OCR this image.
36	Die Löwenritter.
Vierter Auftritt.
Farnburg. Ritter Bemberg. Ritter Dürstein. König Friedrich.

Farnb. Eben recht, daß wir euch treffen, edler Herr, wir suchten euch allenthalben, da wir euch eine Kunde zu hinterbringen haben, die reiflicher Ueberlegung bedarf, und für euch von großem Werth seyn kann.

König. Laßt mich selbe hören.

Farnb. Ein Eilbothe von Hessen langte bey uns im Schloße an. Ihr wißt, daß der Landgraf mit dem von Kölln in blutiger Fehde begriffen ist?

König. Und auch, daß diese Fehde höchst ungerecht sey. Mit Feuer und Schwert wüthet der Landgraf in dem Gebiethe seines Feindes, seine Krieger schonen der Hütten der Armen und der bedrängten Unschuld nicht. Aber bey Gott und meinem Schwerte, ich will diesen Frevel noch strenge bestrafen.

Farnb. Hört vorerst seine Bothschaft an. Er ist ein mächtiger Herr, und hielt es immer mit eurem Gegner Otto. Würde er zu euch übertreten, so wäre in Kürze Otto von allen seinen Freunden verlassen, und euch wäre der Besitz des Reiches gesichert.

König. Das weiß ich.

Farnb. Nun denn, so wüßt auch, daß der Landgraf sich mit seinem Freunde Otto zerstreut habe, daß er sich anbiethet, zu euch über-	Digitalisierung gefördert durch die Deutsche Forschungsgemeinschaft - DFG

____

DIRECTIONS FOR THIS TASK: Using the entries above, please restate each one word for word.

ANSWER:
OCR this image.
36	Die Löwenritter.
Vierter Auftritt.
Farnburg. Ritter Bemberg. Ritter Dürstein. König Friedrich.

Farnb. Eben recht, daß wir euch treffen, edler Herr, wir suchten euch allenthalben, da wir euch eine Kunde zu hinterbringen haben, die reiflicher Ueberlegung bedarf, und für euch von großem Werth seyn kann.

König. Laßt mich selbe hören.

Farnb. Ein Eilbothe von Hessen langte bey uns im Schloße an. Ihr wißt, daß der Landgraf mit dem von Kölln in blutiger Fehde begriffen ist?

König. Und auch, daß diese Fehde höchst ungerecht sey. Mit Feuer und Schwert wüthet der Landgraf in dem Gebiethe seines Feindes, seine Krieger schonen der Hütten der Armen und der bedrängten Unschuld nicht. Aber bey Gott und meinem Schwerte, ich will diesen Frevel noch strenge bestrafen.

Farnb. Hört vorerst seine Bothschaft an. Er ist ein mächtiger Herr, und hielt es immer mit eurem Gegner Otto. Würde er zu euch übertreten, so wäre in Kürze Otto von allen seinen Freunden verlassen, und euch wäre der Besitz des Reiches gesichert.

König. Das weiß ich.

Farnb. Nun denn, so wüßt auch, daß der Landgraf sich mit seinem Freunde Otto zerstreut habe, daß er sich anbiethet, zu euch über-	Digitalisierung gefördert durch die Deutsche Forschungsgemeinschaft - DFG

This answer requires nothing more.